Please give the listing again, word for word, with nothing left out.

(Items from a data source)

☆ ☆ ☆

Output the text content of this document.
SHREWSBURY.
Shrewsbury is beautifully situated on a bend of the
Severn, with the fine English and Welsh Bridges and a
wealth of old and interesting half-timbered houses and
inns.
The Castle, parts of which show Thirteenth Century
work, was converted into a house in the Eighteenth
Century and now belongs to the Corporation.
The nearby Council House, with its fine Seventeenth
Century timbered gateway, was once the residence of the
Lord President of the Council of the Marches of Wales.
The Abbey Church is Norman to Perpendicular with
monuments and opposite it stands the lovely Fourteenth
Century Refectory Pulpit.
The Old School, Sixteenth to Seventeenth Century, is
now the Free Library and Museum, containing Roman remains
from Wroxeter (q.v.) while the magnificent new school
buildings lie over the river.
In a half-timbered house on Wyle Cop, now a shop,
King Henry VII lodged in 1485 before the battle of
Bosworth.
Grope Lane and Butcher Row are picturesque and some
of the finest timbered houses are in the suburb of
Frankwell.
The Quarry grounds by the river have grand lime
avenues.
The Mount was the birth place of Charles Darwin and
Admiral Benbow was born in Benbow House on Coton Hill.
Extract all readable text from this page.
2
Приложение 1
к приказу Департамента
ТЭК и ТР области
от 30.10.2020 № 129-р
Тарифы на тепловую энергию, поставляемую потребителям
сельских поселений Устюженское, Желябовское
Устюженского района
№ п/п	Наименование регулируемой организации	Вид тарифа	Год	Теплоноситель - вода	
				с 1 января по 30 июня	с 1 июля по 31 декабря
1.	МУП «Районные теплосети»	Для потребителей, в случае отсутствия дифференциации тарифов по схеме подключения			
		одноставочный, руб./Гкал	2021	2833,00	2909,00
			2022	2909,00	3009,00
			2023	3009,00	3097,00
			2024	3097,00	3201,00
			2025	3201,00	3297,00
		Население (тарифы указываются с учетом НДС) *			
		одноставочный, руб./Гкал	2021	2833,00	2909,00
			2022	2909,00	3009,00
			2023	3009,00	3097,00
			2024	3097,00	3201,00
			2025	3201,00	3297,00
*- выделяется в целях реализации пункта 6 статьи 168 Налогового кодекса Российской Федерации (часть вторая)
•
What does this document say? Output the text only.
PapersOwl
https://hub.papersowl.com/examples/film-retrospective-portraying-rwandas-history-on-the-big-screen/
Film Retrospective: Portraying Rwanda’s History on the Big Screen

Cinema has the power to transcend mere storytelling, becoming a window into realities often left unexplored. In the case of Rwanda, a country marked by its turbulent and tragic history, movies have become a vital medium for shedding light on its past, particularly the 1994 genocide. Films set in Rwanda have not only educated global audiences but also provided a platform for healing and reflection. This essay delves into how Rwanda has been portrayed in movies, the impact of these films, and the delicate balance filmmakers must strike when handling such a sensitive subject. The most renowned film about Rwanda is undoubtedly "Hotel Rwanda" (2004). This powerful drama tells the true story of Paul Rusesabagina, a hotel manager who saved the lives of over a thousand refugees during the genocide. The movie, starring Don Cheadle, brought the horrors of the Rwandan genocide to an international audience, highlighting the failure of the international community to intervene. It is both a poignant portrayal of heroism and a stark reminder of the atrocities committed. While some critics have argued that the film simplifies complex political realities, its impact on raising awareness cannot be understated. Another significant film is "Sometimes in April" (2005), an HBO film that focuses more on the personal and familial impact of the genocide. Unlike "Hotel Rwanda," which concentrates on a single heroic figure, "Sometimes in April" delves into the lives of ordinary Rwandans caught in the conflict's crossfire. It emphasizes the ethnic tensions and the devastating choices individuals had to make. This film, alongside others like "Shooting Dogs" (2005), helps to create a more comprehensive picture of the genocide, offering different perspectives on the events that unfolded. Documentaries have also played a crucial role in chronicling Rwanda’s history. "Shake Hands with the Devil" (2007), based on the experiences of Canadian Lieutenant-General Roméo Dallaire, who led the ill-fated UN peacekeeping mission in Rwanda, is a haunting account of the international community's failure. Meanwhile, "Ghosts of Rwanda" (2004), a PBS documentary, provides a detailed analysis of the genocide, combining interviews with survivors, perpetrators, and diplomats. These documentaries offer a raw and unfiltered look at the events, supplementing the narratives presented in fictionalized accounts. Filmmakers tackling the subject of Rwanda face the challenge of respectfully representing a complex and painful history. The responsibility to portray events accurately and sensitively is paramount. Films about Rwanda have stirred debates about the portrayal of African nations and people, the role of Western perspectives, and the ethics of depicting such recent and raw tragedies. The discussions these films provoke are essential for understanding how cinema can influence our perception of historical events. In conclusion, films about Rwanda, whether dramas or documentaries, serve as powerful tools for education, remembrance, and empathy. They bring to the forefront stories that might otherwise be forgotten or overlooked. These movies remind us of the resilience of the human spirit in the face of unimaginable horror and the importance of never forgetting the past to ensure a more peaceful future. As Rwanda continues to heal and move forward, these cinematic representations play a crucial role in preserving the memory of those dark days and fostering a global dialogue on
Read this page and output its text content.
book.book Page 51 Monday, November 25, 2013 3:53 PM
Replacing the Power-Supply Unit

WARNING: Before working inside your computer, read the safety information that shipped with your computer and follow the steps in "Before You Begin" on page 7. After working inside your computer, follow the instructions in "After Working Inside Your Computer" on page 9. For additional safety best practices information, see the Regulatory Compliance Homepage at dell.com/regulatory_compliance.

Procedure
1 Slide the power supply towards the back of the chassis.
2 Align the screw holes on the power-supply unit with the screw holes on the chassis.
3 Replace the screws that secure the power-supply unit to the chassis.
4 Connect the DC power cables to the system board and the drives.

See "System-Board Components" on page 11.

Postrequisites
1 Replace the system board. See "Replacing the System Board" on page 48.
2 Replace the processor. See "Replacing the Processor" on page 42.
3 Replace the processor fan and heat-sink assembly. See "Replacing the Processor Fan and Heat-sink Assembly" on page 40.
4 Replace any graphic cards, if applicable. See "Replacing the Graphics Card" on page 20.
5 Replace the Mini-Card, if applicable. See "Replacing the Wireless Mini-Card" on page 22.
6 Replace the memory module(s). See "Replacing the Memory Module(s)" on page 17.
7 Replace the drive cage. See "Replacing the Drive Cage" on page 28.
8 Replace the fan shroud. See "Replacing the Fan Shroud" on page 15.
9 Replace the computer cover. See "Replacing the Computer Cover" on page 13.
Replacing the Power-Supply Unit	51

☆ ☆ ☆

● RESULT:
Output the text content of this document.
SHREWSBURY.
Shrewsbury is beautifully situated on a bend of the
Severn, with the fine English and Welsh Bridges and a
wealth of old and interesting half-timbered houses and
inns.
The Castle, parts of which show Thirteenth Century
work, was converted into a house in the Eighteenth
Century and now belongs to the Corporation.
The nearby Council House, with its fine Seventeenth
Century timbered gateway, was once the residence of the
Lord President of the Council of the Marches of Wales.
The Abbey Church is Norman to Perpendicular with
monuments and opposite it stands the lovely Fourteenth
Century Refectory Pulpit.
The Old School, Sixteenth to Seventeenth Century, is
now the Free Library and Museum, containing Roman remains
from Wroxeter (q.v.) while the magnificent new school
buildings lie over the river.
In a half-timbered house on Wyle Cop, now a shop,
King Henry VII lodged in 1485 before the battle of
Bosworth.
Grope Lane and Butcher Row are picturesque and some
of the finest timbered houses are in the suburb of
Frankwell.
The Quarry grounds by the river have grand lime
avenues.
The Mount was the birth place of Charles Darwin and
Admiral Benbow was born in Benbow House on Coton Hill.
Extract all readable text from this page.
2
Приложение 1
к приказу Департамента
ТЭК и ТР области
от 30.10.2020 № 129-р
Тарифы на тепловую энергию, поставляемую потребителям
сельских поселений Устюженское, Желябовское
Устюженского района
№ п/п	Наименование регулируемой организации	Вид тарифа	Год	Теплоноситель - вода	
				с 1 января по 30 июня	с 1 июля по 31 декабря
1.	МУП «Районные теплосети»	Для потребителей, в случае отсутствия дифференциации тарифов по схеме подключения			
		одноставочный, руб./Гкал	2021	2833,00	2909,00
			2022	2909,00	3009,00
			2023	3009,00	3097,00
			2024	3097,00	3201,00
			2025	3201,00	3297,00
		Население (тарифы указываются с учетом НДС) *			
		одноставочный, руб./Гкал	2021	2833,00	2909,00
			2022	2909,00	3009,00
			2023	3009,00	3097,00
			2024	3097,00	3201,00
			2025	3201,00	3297,00
*- выделяется в целях реализации пункта 6 статьи 168 Налогового кодекса Российской Федерации (часть вторая)
•
What does this document say? Output the text only.
PapersOwl
https://hub.papersowl.com/examples/film-retrospective-portraying-rwandas-history-on-the-big-screen/
Film Retrospective: Portraying Rwanda’s History on the Big Screen

Cinema has the power to transcend mere storytelling, becoming a window into realities often left unexplored. In the case of Rwanda, a country marked by its turbulent and tragic history, movies have become a vital medium for shedding light on its past, particularly the 1994 genocide. Films set in Rwanda have not only educated global audiences but also provided a platform for healing and reflection. This essay delves into how Rwanda has been portrayed in movies, the impact of these films, and the delicate balance filmmakers must strike when handling such a sensitive subject. The most renowned film about Rwanda is undoubtedly "Hotel Rwanda" (2004). This powerful drama tells the true story of Paul Rusesabagina, a hotel manager who saved the lives of over a thousand refugees during the genocide. The movie, starring Don Cheadle, brought the horrors of the Rwandan genocide to an international audience, highlighting the failure of the international community to intervene. It is both a poignant portrayal of heroism and a stark reminder of the atrocities committed. While some critics have argued that the film simplifies complex political realities, its impact on raising awareness cannot be understated. Another significant film is "Sometimes in April" (2005), an HBO film that focuses more on the personal and familial impact of the genocide. Unlike "Hotel Rwanda," which concentrates on a single heroic figure, "Sometimes in April" delves into the lives of ordinary Rwandans caught in the conflict's crossfire. It emphasizes the ethnic tensions and the devastating choices individuals had to make. This film, alongside others like "Shooting Dogs" (2005), helps to create a more comprehensive picture of the genocide, offering different perspectives on the events that unfolded. Documentaries have also played a crucial role in chronicling Rwanda’s history. "Shake Hands with the Devil" (2007), based on the experiences of Canadian Lieutenant-General Roméo Dallaire, who led the ill-fated UN peacekeeping mission in Rwanda, is a haunting account of the international community's failure. Meanwhile, "Ghosts of Rwanda" (2004), a PBS documentary, provides a detailed analysis of the genocide, combining interviews with survivors, perpetrators, and diplomats. These documentaries offer a raw and unfiltered look at the events, supplementing the narratives presented in fictionalized accounts. Filmmakers tackling the subject of Rwanda face the challenge of respectfully representing a complex and painful history. The responsibility to portray events accurately and sensitively is paramount. Films about Rwanda have stirred debates about the portrayal of African nations and people, the role of Western perspectives, and the ethics of depicting such recent and raw tragedies. The discussions these films provoke are essential for understanding how cinema can influence our perception of historical events. In conclusion, films about Rwanda, whether dramas or documentaries, serve as powerful tools for education, remembrance, and empathy. They bring to the forefront stories that might otherwise be forgotten or overlooked. These movies remind us of the resilience of the human spirit in the face of unimaginable horror and the importance of never forgetting the past to ensure a more peaceful future. As Rwanda continues to heal and move forward, these cinematic representations play a crucial role in preserving the memory of those dark days and fostering a global dialogue on
Read this page and output its text content.
book.book Page 51 Monday, November 25, 2013 3:53 PM
Replacing the Power-Supply Unit

WARNING: Before working inside your computer, read the safety information that shipped with your computer and follow the steps in "Before You Begin" on page 7. After working inside your computer, follow the instructions in "After Working Inside Your Computer" on page 9. For additional safety best practices information, see the Regulatory Compliance Homepage at dell.com/regulatory_compliance.

Procedure
1 Slide the power supply towards the back of the chassis.
2 Align the screw holes on the power-supply unit with the screw holes on the chassis.
3 Replace the screws that secure the power-supply unit to the chassis.
4 Connect the DC power cables to the system board and the drives.

See "System-Board Components" on page 11.

Postrequisites
1 Replace the system board. See "Replacing the System Board" on page 48.
2 Replace the processor. See "Replacing the Processor" on page 42.
3 Replace the processor fan and heat-sink assembly. See "Replacing the Processor Fan and Heat-sink Assembly" on page 40.
4 Replace any graphic cards, if applicable. See "Replacing the Graphics Card" on page 20.
5 Replace the Mini-Card, if applicable. See "Replacing the Wireless Mini-Card" on page 22.
6 Replace the memory module(s). See "Replacing the Memory Module(s)" on page 17.
7 Replace the drive cage. See "Replacing the Drive Cage" on page 28.
8 Replace the fan shroud. See "Replacing the Fan Shroud" on page 15.
9 Replace the computer cover. See "Replacing the Computer Cover" on page 13.
Replacing the Power-Supply Unit	51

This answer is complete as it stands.